- _DIRECTIVE_: Collect every line that includes the string "могут".

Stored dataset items

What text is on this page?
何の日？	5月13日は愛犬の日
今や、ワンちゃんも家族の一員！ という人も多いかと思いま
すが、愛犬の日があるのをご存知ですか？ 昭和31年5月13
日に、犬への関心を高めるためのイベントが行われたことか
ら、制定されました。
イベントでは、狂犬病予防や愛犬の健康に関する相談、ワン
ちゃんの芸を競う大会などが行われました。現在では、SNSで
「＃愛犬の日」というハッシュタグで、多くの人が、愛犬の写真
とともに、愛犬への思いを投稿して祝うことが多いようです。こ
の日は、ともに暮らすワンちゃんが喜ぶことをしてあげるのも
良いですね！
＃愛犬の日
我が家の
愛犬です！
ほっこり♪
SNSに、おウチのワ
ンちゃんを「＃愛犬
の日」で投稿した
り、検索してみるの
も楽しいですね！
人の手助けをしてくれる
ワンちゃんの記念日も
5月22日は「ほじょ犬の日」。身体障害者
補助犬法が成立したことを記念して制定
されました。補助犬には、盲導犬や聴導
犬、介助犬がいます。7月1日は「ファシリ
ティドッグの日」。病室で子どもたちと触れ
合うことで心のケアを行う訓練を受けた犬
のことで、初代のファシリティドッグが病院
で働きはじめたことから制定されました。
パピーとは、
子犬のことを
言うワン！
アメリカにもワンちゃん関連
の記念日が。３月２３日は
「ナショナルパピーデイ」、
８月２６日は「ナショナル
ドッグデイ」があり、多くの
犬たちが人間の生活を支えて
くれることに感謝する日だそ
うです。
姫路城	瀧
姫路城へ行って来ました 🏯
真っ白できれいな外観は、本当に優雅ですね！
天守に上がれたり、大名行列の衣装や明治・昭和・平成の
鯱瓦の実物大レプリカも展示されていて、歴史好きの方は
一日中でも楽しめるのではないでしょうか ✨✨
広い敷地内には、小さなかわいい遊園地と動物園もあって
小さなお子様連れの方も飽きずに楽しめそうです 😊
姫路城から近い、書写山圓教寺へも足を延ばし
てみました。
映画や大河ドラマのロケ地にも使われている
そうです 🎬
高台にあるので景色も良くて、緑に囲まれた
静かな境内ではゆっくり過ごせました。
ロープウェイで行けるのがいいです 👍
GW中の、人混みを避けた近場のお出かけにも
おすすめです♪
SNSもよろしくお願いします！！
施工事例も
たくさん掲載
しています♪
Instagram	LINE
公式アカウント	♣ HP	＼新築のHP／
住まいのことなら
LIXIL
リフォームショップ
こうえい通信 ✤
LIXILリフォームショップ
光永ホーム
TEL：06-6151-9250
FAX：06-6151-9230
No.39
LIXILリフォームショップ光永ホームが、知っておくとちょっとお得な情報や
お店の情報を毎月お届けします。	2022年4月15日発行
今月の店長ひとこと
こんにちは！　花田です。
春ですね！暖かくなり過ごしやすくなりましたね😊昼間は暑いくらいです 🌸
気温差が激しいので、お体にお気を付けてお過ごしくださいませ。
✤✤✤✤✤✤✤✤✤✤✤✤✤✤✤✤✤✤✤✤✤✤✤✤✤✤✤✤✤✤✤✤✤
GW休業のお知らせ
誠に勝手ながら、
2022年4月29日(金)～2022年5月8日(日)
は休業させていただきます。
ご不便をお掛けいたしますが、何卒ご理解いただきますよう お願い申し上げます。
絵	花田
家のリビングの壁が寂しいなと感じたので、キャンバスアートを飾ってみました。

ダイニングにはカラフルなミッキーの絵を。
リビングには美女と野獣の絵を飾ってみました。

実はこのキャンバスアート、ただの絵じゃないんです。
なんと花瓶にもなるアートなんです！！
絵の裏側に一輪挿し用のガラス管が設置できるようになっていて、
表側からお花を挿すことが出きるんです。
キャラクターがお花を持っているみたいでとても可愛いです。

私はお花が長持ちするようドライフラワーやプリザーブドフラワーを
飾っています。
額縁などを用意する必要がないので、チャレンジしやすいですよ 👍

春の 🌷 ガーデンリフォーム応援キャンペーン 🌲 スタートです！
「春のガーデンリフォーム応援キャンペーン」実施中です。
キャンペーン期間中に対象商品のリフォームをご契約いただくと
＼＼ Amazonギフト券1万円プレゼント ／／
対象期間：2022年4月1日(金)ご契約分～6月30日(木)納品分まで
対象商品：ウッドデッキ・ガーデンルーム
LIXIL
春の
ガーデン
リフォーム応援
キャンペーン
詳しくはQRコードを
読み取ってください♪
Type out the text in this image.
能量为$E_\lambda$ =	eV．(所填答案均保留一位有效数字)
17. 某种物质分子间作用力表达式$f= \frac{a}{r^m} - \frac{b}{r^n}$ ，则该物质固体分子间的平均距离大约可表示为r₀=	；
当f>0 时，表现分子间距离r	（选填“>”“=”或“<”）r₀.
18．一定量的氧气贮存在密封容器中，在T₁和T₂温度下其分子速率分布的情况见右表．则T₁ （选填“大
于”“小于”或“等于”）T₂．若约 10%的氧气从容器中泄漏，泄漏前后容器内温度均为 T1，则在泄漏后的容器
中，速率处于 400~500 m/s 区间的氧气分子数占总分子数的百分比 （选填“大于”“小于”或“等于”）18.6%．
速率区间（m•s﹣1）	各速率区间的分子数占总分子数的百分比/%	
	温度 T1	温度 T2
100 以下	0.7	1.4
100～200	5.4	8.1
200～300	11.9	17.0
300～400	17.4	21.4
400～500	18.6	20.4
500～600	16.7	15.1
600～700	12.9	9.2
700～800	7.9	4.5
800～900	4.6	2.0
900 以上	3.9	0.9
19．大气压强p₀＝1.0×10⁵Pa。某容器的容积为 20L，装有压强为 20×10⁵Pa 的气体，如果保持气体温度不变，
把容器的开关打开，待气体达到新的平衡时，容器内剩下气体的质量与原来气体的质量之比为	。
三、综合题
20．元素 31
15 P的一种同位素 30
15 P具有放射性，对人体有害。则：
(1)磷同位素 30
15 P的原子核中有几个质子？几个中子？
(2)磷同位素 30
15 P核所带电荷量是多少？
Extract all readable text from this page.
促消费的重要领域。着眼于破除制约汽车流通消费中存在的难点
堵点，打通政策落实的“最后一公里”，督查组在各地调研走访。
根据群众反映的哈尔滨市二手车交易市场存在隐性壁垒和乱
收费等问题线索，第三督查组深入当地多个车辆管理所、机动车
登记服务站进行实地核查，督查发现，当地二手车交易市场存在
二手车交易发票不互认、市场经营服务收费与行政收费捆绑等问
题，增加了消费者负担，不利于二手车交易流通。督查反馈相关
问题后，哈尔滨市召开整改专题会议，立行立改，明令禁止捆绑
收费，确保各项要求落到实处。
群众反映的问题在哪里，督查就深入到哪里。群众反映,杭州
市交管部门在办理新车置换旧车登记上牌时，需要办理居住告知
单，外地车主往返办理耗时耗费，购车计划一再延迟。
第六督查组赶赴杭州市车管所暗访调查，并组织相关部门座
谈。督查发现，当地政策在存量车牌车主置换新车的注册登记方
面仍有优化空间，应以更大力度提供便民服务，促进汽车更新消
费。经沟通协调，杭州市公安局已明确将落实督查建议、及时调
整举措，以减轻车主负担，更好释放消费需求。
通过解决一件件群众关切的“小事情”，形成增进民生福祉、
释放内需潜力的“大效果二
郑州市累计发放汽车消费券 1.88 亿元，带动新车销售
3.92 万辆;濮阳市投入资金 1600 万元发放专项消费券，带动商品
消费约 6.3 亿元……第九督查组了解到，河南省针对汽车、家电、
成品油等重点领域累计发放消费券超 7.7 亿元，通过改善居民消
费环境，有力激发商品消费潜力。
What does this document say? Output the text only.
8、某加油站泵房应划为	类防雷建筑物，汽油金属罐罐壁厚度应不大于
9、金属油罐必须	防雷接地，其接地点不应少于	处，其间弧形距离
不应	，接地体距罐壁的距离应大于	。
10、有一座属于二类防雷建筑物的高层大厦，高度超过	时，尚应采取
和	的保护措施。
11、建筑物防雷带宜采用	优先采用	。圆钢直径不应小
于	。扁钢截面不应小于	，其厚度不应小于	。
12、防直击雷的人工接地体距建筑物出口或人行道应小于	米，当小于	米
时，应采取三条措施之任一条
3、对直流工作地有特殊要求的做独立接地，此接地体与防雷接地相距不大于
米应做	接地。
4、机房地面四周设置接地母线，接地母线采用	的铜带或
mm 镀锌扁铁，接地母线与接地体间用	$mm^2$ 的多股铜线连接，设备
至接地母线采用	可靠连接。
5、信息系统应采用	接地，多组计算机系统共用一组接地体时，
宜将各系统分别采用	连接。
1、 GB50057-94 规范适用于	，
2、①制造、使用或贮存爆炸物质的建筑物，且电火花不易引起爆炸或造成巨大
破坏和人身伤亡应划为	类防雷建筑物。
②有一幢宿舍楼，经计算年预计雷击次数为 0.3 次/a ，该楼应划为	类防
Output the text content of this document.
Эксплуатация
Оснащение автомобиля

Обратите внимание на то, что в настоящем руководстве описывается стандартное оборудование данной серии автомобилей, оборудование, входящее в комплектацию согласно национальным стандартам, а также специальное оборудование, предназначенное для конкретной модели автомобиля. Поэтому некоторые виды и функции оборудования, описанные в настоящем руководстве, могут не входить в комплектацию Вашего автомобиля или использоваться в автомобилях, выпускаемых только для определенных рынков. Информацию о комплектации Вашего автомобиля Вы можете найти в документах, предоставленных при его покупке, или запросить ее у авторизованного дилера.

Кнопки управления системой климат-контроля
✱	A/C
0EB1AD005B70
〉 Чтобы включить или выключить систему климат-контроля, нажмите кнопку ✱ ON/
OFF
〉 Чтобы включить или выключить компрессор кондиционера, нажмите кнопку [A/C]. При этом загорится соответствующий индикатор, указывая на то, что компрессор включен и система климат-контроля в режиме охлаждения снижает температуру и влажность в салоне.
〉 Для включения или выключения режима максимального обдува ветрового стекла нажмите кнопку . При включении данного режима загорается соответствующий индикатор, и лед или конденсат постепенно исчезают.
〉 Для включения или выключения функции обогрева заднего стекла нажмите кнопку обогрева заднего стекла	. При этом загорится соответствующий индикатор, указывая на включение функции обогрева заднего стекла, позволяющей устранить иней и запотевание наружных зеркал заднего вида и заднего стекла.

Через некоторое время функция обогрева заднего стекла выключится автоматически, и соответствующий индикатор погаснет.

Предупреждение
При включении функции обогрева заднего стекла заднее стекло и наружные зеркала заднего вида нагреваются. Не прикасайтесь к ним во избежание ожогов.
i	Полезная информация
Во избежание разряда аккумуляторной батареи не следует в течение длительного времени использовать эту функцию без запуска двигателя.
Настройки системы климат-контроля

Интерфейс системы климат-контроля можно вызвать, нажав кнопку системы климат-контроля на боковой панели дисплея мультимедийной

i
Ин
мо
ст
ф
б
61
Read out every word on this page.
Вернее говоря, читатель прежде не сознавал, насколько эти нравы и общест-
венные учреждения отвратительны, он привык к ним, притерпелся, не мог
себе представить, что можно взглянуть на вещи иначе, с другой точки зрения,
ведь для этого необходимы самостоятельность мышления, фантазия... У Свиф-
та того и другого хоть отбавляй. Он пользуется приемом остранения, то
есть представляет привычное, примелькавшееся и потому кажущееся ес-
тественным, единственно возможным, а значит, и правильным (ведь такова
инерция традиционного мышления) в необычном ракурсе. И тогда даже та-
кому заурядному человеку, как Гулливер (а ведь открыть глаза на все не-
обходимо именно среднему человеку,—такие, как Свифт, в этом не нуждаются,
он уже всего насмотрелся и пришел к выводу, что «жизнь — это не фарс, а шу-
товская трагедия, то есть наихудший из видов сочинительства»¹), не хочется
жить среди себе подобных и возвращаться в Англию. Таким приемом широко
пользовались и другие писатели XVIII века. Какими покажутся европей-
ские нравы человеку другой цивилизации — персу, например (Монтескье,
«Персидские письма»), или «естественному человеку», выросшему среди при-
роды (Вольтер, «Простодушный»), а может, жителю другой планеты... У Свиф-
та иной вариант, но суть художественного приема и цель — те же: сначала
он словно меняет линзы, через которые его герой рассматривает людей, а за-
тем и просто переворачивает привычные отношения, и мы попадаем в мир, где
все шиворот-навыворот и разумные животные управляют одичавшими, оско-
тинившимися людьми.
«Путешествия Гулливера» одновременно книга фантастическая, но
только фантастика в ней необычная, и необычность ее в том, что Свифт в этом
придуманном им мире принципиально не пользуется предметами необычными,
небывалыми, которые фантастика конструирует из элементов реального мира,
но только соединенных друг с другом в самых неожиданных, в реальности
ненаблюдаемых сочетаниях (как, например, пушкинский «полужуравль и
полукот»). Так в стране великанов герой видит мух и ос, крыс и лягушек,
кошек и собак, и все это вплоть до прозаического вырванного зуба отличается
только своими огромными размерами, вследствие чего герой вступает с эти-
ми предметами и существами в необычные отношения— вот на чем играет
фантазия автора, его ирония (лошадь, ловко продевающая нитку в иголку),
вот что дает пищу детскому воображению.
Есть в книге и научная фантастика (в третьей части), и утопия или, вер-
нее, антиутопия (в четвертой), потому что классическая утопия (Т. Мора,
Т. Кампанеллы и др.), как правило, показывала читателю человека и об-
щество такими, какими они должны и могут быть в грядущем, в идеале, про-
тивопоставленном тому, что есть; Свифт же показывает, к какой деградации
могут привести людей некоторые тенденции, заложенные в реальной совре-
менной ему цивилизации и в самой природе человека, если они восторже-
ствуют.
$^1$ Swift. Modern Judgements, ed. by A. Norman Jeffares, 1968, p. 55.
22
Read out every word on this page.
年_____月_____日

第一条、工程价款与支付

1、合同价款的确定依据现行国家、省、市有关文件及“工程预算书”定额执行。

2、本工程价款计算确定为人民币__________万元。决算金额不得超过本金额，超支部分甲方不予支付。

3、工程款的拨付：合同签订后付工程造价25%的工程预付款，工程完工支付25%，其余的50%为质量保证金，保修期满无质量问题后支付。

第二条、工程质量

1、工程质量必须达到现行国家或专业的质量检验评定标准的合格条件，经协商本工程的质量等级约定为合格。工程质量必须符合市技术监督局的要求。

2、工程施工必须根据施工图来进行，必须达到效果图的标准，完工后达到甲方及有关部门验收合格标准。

- _RESPONSE BELOW_:
Обратите внимание на то, что в настоящем руководстве описывается стандартное оборудование данной серии автомобилей, оборудование, входящее в комплектацию согласно национальным стандартам, а также специальное оборудование, предназначенное для конкретной модели автомобиля. Поэтому некоторые виды и функции оборудования, описанные в настоящем руководстве, могут не входить в комплектацию Вашего автомобиля или использоваться в автомобилях, выпускаемых только для определенных рынков. Информацию о комплектации Вашего автомобиля Вы можете найти в документах, предоставленных при его покупке, или запросить ее у авторизованного дилера.
щество такими, какими они должны и могут быть в грядущем, в идеале, про-
могут привести людей некоторые тенденции, заложенные в реальной совре-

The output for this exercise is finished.